**PROBLEM:** Find and copy each line of the records where the string "screenshot" shows up.

Dataset items
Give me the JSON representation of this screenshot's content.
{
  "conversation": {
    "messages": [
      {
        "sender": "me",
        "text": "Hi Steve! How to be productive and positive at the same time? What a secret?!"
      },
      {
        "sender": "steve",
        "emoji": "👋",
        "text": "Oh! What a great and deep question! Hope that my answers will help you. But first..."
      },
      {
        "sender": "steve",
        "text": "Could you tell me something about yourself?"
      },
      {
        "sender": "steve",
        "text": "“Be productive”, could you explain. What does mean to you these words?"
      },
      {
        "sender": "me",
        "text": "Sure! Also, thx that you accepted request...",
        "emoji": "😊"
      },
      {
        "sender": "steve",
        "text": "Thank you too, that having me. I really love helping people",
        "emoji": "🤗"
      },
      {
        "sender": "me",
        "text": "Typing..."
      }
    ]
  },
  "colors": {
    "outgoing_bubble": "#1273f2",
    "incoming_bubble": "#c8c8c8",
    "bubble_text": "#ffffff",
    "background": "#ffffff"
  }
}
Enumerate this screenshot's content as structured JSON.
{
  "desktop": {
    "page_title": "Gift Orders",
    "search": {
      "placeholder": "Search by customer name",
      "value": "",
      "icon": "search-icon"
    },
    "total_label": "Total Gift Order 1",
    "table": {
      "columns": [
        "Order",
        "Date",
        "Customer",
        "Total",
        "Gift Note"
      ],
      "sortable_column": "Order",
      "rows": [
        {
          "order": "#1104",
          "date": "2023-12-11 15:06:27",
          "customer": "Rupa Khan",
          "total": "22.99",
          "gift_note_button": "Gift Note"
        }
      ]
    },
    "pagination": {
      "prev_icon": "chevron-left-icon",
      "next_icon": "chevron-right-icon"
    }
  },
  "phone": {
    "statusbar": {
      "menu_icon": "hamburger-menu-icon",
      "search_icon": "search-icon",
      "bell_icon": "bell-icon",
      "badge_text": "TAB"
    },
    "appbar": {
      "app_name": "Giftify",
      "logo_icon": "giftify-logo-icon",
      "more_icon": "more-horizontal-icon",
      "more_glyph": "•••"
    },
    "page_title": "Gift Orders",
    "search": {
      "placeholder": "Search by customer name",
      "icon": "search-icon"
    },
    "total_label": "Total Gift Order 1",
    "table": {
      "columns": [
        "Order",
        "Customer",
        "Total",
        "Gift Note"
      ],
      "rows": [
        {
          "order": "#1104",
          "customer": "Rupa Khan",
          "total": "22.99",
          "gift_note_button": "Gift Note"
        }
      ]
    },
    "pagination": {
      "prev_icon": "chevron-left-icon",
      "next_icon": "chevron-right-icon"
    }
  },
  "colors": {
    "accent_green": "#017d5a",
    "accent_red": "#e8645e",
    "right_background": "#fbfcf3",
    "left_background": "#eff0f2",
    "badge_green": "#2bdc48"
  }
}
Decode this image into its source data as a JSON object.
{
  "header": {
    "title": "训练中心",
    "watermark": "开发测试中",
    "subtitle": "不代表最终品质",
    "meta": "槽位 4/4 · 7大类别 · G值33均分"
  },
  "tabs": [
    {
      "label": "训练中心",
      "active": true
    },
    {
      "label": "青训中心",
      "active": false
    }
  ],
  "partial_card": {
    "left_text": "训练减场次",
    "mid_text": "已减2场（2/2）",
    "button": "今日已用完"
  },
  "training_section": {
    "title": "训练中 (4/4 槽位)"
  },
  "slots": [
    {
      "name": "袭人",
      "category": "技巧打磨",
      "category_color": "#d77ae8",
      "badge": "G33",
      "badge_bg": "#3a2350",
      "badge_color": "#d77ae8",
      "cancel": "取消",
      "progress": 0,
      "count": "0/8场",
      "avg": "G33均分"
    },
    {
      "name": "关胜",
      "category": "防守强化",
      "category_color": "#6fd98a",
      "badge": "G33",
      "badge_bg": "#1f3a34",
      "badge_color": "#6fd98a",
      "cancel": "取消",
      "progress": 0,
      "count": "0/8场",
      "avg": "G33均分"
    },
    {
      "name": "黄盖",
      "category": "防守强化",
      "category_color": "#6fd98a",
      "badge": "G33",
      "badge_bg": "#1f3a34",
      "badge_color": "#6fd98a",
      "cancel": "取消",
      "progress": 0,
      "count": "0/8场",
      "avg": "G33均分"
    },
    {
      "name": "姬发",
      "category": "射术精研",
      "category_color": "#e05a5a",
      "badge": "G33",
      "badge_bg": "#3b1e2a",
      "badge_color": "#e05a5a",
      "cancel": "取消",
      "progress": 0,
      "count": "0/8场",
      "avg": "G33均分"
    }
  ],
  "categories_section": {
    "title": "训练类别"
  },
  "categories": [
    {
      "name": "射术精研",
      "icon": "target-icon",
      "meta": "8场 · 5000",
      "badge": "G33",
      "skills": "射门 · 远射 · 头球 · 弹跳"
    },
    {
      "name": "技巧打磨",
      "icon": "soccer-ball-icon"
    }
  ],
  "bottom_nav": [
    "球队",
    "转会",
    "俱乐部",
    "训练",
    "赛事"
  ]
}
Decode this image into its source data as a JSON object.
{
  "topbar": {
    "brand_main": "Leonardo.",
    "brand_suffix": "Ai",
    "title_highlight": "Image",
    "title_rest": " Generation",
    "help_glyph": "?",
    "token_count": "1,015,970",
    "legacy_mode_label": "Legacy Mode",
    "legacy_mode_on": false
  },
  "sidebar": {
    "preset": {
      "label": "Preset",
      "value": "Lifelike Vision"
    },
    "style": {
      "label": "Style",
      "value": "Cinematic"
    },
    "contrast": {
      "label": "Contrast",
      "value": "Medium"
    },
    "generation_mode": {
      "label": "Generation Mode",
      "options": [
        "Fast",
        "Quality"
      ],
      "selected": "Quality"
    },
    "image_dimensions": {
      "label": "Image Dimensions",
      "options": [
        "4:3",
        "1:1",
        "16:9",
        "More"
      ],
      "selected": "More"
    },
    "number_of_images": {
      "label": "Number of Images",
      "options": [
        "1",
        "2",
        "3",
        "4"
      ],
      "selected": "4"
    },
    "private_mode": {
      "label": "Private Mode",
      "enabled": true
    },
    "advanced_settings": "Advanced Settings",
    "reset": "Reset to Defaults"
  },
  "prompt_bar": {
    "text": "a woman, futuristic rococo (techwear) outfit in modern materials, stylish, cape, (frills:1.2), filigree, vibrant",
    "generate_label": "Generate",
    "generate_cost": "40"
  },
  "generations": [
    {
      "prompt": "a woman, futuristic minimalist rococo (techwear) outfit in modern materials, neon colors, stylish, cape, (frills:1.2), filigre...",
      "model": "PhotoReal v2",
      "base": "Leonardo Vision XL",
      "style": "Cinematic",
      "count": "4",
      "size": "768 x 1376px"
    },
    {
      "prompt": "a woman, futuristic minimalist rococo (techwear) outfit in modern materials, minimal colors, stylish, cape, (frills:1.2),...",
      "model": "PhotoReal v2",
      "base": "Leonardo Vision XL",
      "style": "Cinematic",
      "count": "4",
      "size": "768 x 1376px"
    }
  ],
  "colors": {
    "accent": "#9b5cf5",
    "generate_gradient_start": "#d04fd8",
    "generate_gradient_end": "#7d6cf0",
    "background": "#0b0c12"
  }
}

**RESPONSE FOR THIS EXERCISE:**
Give me the JSON representation of this screenshot's content.
Enumerate this screenshot's content as structured JSON.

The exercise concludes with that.